Directions for this task: Using the entries that follow, count the lines containing the word "pull" and give that number by itself.

Material:
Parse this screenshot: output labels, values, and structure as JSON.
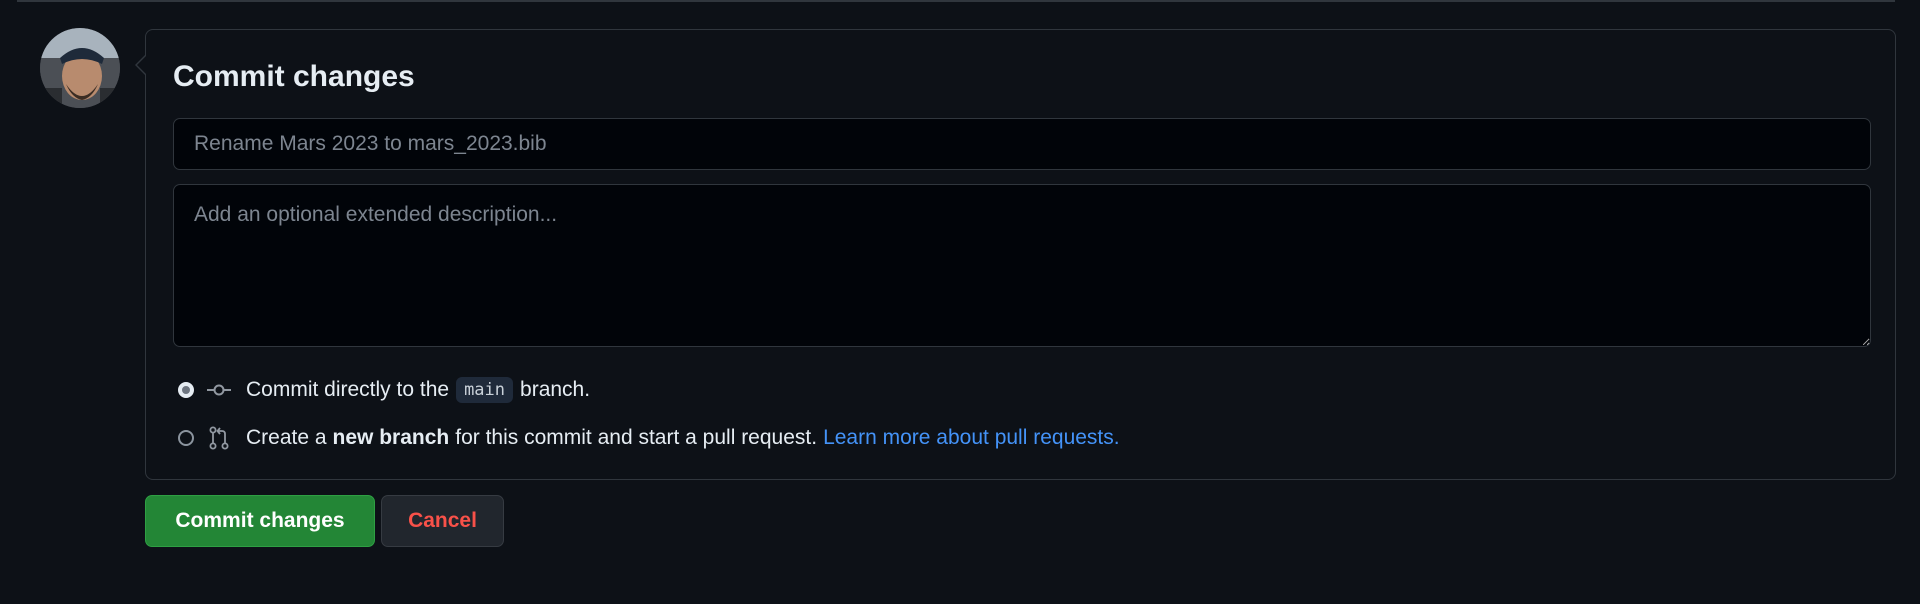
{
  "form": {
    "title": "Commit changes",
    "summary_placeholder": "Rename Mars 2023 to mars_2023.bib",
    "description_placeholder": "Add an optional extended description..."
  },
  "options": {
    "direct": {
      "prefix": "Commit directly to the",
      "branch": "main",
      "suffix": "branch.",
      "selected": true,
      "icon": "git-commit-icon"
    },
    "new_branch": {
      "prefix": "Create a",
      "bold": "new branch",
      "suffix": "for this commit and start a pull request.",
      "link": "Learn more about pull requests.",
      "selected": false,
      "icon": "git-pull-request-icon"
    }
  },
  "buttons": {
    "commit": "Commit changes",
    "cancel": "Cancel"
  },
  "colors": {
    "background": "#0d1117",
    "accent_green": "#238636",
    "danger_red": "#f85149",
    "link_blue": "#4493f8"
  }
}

Expected answer: 3